**REQUIREMENT:** Images excluded, repeat each entry below exactly.

**RECORDS FOR THIS TASK:**
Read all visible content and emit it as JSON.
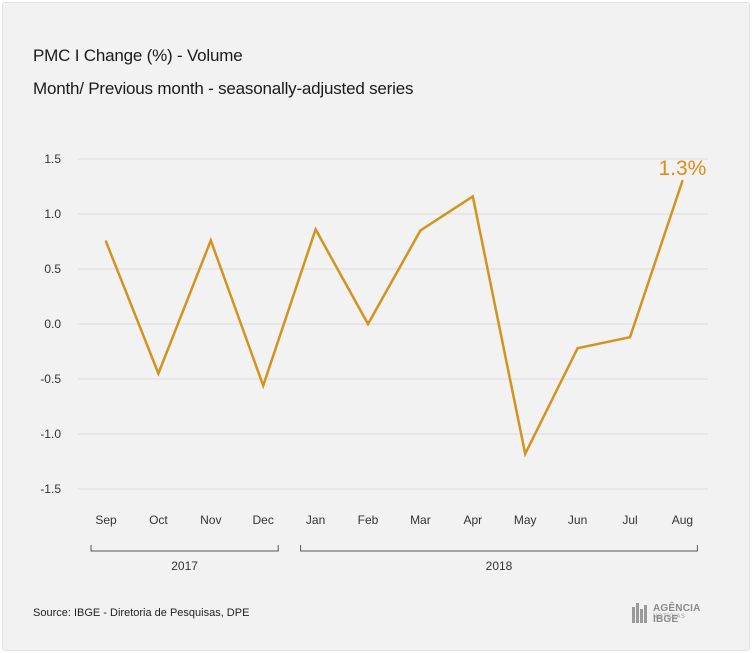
{
  "header": {
    "title": "PMC I Change (%) - Volume",
    "subtitle": "Month/ Previous month - seasonally-adjusted series"
  },
  "chart_data": {
    "type": "line",
    "categories": [
      "Sep",
      "Oct",
      "Nov",
      "Dec",
      "Jan",
      "Feb",
      "Mar",
      "Apr",
      "May",
      "Jun",
      "Jul",
      "Aug"
    ],
    "series": [
      {
        "values": [
          0.75,
          -0.45,
          0.76,
          -0.56,
          0.86,
          0.0,
          0.85,
          1.16,
          -1.18,
          -0.22,
          -0.12,
          1.3
        ]
      }
    ],
    "ylim": [
      -1.5,
      1.5
    ],
    "yticks": [
      1.5,
      1.0,
      0.5,
      0.0,
      -0.5,
      -1.0,
      -1.5
    ],
    "ytick_labels": [
      "1.5",
      "1.0",
      "0.5",
      "0.0",
      "-0.5",
      "-1.0",
      "-1.5"
    ],
    "grid": true,
    "year_groups": [
      {
        "label": "2017",
        "from": 0,
        "to": 3
      },
      {
        "label": "2018",
        "from": 4,
        "to": 11
      }
    ],
    "annotation": {
      "index": 11,
      "text": "1.3%"
    },
    "colors": {
      "line": "#d4921f",
      "annotation": "#e18a1a",
      "grid": "#dcdcdc",
      "text": "#333333"
    }
  },
  "footer": {
    "source": "Source: IBGE - Diretoria de Pesquisas, DPE",
    "logo_text": "AGÊNCIA IBGE",
    "logo_sub": "NOTÍCIAS"
  }
}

**RESULT OF THE EXERCISE:**
Read all visible content and emit it as JSON.
{
  "header": {
    "title": "PMC I Change (%) - Volume",
    "subtitle": "Month/ Previous month - seasonally-adjusted series"
  },
  "chart_data": {
    "type": "line",
    "categories": [
      "Sep",
      "Oct",
      "Nov",
      "Dec",
      "Jan",
      "Feb",
      "Mar",
      "Apr",
      "May",
      "Jun",
      "Jul",
      "Aug"
    ],
    "series": [
      {
        "values": [
          0.75,
          -0.45,
          0.76,
          -0.56,
          0.86,
          0.0,
          0.85,
          1.16,
          -1.18,
          -0.22,
          -0.12,
          1.3
        ]
      }
    ],
    "ylim": [
      -1.5,
      1.5
    ],
    "yticks": [
      1.5,
      1.0,
      0.5,
      0.0,
      -0.5,
      -1.0,
      -1.5
    ],
    "ytick_labels": [
      "1.5",
      "1.0",
      "0.5",
      "0.0",
      "-0.5",
      "-1.0",
      "-1.5"
    ],
    "grid": true,
    "year_groups": [
      {
        "label": "2017",
        "from": 0,
        "to": 3
      },
      {
        "label": "2018",
        "from": 4,
        "to": 11
      }
    ],
    "annotation": {
      "index": 11,
      "text": "1.3%"
    },
    "colors": {
      "line": "#d4921f",
      "annotation": "#e18a1a",
      "grid": "#dcdcdc",
      "text": "#333333"
    }
  },
  "footer": {
    "source": "Source: IBGE - Diretoria de Pesquisas, DPE",
    "logo_text": "AGÊNCIA IBGE",
    "logo_sub": "NOTÍCIAS"
  }
}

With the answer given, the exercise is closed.